BRIEF
Repeat the material verbatim and drop the pictures.

DATA ENTRIES
— START —
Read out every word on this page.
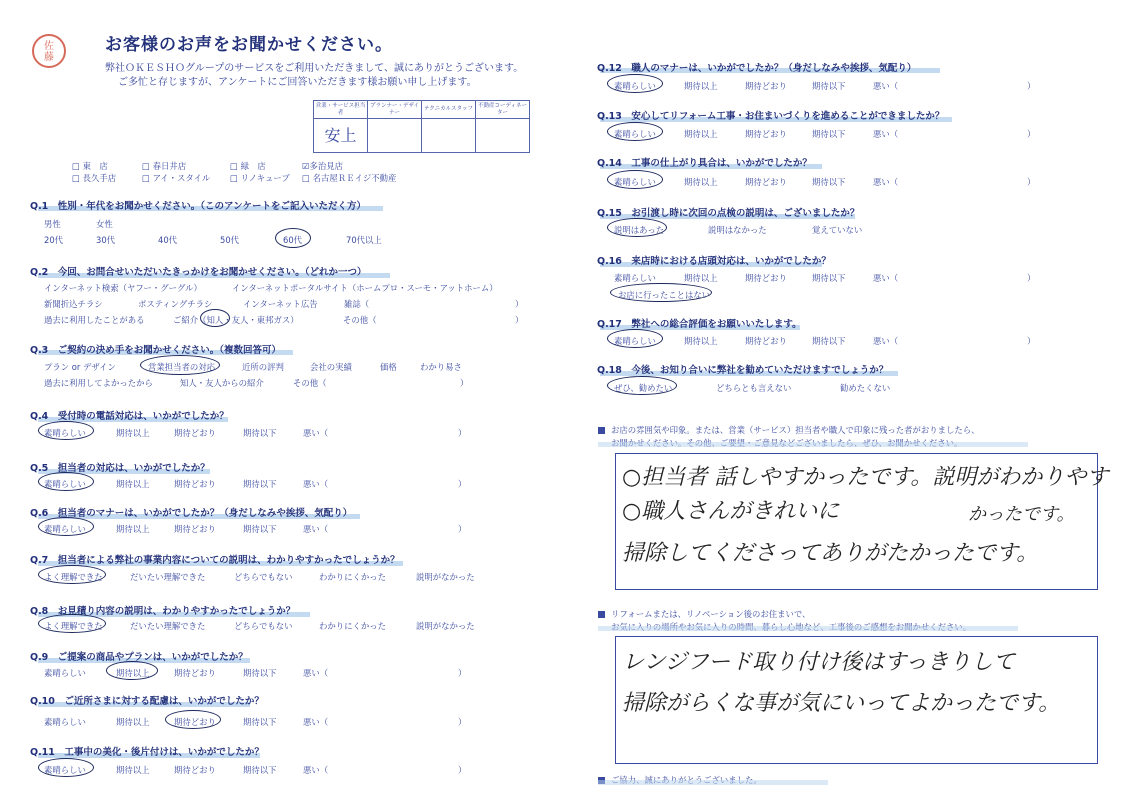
佐
藤
お客様のお声をお聞かせください。
弊社ＯＫＥＳＨＯグループのサービスをご利用いただきまして、誠にありがとうございます。
ご多忙と存じますが、アンケートにご回答いただきます様お願い申し上げます。
営業・サービス担当者	プランナー・デザイナー	テクニカルスタッフ	不動産コーディネーター
安上			
□ 東　店	□ 春日井店	□ 緑　店	☑多治見店
□ 長久手店	□ アイ・スタイル □ リノキューブ □ 名古屋ＲＥイジ不動産
Q.1　性別・年代をお聞かせください。（このアンケートをご記入いただく方）
男性	女性
20代	30代	40代	50代	60代	70代以上
Q.2　今回、お問合せいただいたきっかけをお聞かせください。（どれか一つ）
インターネット検索（ヤフー・グーグル）	インターネットポータルサイト（ホームプロ・スーモ・アットホーム）
新聞折込チラシ	ポスティングチラシ	インターネット広告	雑誌（	）
過去に利用したことがある	ご紹介（知人・友人・東邦ガス）	その他（	）
Q.3　ご契約の決め手をお聞かせください。（複数回答可）
プラン or デザイン	営業担当者の対応	近所の評判	会社の実績	価格	わかり易さ
過去に利用してよかったから	知人・友人からの紹介	その他（	）
Q.4　受付時の電話対応は、いかがでしたか？
素晴らしい	期待以上	期待どおり	期待以下	悪い（	）
Q.5　担当者の対応は、いかがでしたか？
素晴らしい	期待以上	期待どおり	期待以下	悪い（	）
Q.6　担当者のマナーは、いかがでしたか？（身だしなみや挨拶、気配り）
素晴らしい	期待以上	期待どおり	期待以下	悪い（	）
Q.7　担当者による弊社の事業内容についての説明は、わかりやすかったでしょうか？
よく理解できた	だいたい理解できた	どちらでもない	わかりにくかった	説明がなかった
Q.8　お見積り内容の説明は、わかりやすかったでしょうか？
よく理解できた	だいたい理解できた	どちらでもない	わかりにくかった	説明がなかった
Q.9　ご提案の商品やプランは、いかがでしたか？
素晴らしい	期待以上	期待どおり	期待以下	悪い（	）
Q.10　ご近所さまに対する配慮は、いかがでしたか？
素晴らしい	期待以上	期待どおり	期待以下	悪い（	）
Q.11　工事中の美化・後片付けは、いかがでしたか？
素晴らしい	期待以上	期待どおり	期待以下	悪い（	）
Q.12　職人のマナーは、いかがでしたか？（身だしなみや挨拶、気配り）
素晴らしい	期待以上	期待どおり	期待以下	悪い（	）
Q.13　安心してリフォーム工事・お住まいづくりを進めることができましたか？
素晴らしい	期待以上	期待どおり	期待以下	悪い（	）
Q.14　工事の仕上がり具合は、いかがでしたか？
素晴らしい	期待以上	期待どおり	期待以下	悪い（	）
Q.15　お引渡し時に次回の点検の説明は、ございましたか？
説明はあった	説明はなかった	覚えていない
Q.16　来店時における店頭対応は、いかがでしたか？
素晴らしい	期待以上	期待どおり	期待以下	悪い（	）
お店に行ったことはない
Q.17　弊社への総合評価をお願いいたします。
素晴らしい	期待以上	期待どおり	期待以下	悪い（	）
Q.18　今後、お知り合いに弊社を勧めていただけますでしょうか？
ぜひ、勧めたい	どちらとも言えない	勧めたくない
お店の雰囲気や印象。または、営業（サービス）担当者や職人で印象に残った者がおりましたら、
○担当者 話しやすかったです。説明がわかりやす
○職人さんがきれいに	かったです。
掃除してくださってありがたかったです。
リフォームまたは、リノベーション後のお住まいで、
レンジフード取り付け後はすっきりして
掃除がらくな事が気にいってよかったです。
— END —
THE RESULT
Read out every word on this page.
佐
藤
お客様のお声をお聞かせください。
弊社ＯＫＥＳＨＯグループのサービスをご利用いただきまして、誠にありがとうございます。
ご多忙と存じますが、アンケートにご回答いただきます様お願い申し上げます。
営業・サービス担当者	プランナー・デザイナー	テクニカルスタッフ	不動産コーディネーター
安上			
□ 東　店	□ 春日井店	□ 緑　店	☑多治見店
□ 長久手店	□ アイ・スタイル □ リノキューブ □ 名古屋ＲＥイジ不動産
Q.1　性別・年代をお聞かせください。（このアンケートをご記入いただく方）
男性	女性
20代	30代	40代	50代	60代	70代以上
Q.2　今回、お問合せいただいたきっかけをお聞かせください。（どれか一つ）
インターネット検索（ヤフー・グーグル）	インターネットポータルサイト（ホームプロ・スーモ・アットホーム）
新聞折込チラシ	ポスティングチラシ	インターネット広告	雑誌（	）
過去に利用したことがある	ご紹介（知人・友人・東邦ガス）	その他（	）
Q.3　ご契約の決め手をお聞かせください。（複数回答可）
プラン or デザイン	営業担当者の対応	近所の評判	会社の実績	価格	わかり易さ
過去に利用してよかったから	知人・友人からの紹介	その他（	）
Q.4　受付時の電話対応は、いかがでしたか？
素晴らしい	期待以上	期待どおり	期待以下	悪い（	）
Q.5　担当者の対応は、いかがでしたか？
素晴らしい	期待以上	期待どおり	期待以下	悪い（	）
Q.6　担当者のマナーは、いかがでしたか？（身だしなみや挨拶、気配り）
素晴らしい	期待以上	期待どおり	期待以下	悪い（	）
Q.7　担当者による弊社の事業内容についての説明は、わかりやすかったでしょうか？
よく理解できた	だいたい理解できた	どちらでもない	わかりにくかった	説明がなかった
Q.8　お見積り内容の説明は、わかりやすかったでしょうか？
よく理解できた	だいたい理解できた	どちらでもない	わかりにくかった	説明がなかった
Q.9　ご提案の商品やプランは、いかがでしたか？
素晴らしい	期待以上	期待どおり	期待以下	悪い（	）
Q.10　ご近所さまに対する配慮は、いかがでしたか？
素晴らしい	期待以上	期待どおり	期待以下	悪い（	）
Q.11　工事中の美化・後片付けは、いかがでしたか？
素晴らしい	期待以上	期待どおり	期待以下	悪い（	）
Q.12　職人のマナーは、いかがでしたか？（身だしなみや挨拶、気配り）
素晴らしい	期待以上	期待どおり	期待以下	悪い（	）
Q.13　安心してリフォーム工事・お住まいづくりを進めることができましたか？
素晴らしい	期待以上	期待どおり	期待以下	悪い（	）
Q.14　工事の仕上がり具合は、いかがでしたか？
素晴らしい	期待以上	期待どおり	期待以下	悪い（	）
Q.15　お引渡し時に次回の点検の説明は、ございましたか？
説明はあった	説明はなかった	覚えていない
Q.16　来店時における店頭対応は、いかがでしたか？
素晴らしい	期待以上	期待どおり	期待以下	悪い（	）
お店に行ったことはない
Q.17　弊社への総合評価をお願いいたします。
素晴らしい	期待以上	期待どおり	期待以下	悪い（	）
Q.18　今後、お知り合いに弊社を勧めていただけますでしょうか？
ぜひ、勧めたい	どちらとも言えない	勧めたくない
お店の雰囲気や印象。または、営業（サービス）担当者や職人で印象に残った者がおりましたら、
○担当者 話しやすかったです。説明がわかりやす
○職人さんがきれいに	かったです。
掃除してくださってありがたかったです。
リフォームまたは、リノベーション後のお住まいで、
レンジフード取り付け後はすっきりして
掃除がらくな事が気にいってよかったです。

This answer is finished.